▸ **Entries taken from a collection**:
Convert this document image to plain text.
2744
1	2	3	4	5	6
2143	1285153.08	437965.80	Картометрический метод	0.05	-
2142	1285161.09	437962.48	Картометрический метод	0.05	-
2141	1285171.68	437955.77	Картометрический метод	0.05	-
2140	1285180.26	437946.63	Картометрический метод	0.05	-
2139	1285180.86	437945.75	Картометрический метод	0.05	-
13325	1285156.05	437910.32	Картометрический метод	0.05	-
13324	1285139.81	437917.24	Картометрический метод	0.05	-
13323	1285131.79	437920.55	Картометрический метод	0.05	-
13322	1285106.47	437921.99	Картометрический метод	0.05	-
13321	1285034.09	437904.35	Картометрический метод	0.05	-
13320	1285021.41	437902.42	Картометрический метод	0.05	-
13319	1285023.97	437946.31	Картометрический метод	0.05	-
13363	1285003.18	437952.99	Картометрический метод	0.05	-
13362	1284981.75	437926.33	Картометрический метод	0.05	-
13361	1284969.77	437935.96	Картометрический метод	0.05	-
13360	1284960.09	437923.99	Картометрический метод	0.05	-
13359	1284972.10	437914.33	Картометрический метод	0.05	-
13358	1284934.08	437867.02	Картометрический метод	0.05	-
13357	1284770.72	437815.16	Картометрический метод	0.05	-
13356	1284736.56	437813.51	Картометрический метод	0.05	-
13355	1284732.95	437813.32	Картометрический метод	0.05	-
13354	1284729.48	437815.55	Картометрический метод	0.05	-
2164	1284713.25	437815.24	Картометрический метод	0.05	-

▸ **EXERCISE OBJECTIVE**: The records above must be output exactly, in full.

▸ **TASK ANSWER**:
Convert this document image to plain text.
2744
1	2	3	4	5	6
2143	1285153.08	437965.80	Картометрический метод	0.05	-
2142	1285161.09	437962.48	Картометрический метод	0.05	-
2141	1285171.68	437955.77	Картометрический метод	0.05	-
2140	1285180.26	437946.63	Картометрический метод	0.05	-
2139	1285180.86	437945.75	Картометрический метод	0.05	-
13325	1285156.05	437910.32	Картометрический метод	0.05	-
13324	1285139.81	437917.24	Картометрический метод	0.05	-
13323	1285131.79	437920.55	Картометрический метод	0.05	-
13322	1285106.47	437921.99	Картометрический метод	0.05	-
13321	1285034.09	437904.35	Картометрический метод	0.05	-
13320	1285021.41	437902.42	Картометрический метод	0.05	-
13319	1285023.97	437946.31	Картометрический метод	0.05	-
13363	1285003.18	437952.99	Картометрический метод	0.05	-
13362	1284981.75	437926.33	Картометрический метод	0.05	-
13361	1284969.77	437935.96	Картометрический метод	0.05	-
13360	1284960.09	437923.99	Картометрический метод	0.05	-
13359	1284972.10	437914.33	Картометрический метод	0.05	-
13358	1284934.08	437867.02	Картометрический метод	0.05	-
13357	1284770.72	437815.16	Картометрический метод	0.05	-
13356	1284736.56	437813.51	Картометрический метод	0.05	-
13355	1284732.95	437813.32	Картометрический метод	0.05	-
13354	1284729.48	437815.55	Картометрический метод	0.05	-
2164	1284713.25	437815.24	Картометрический метод	0.05	-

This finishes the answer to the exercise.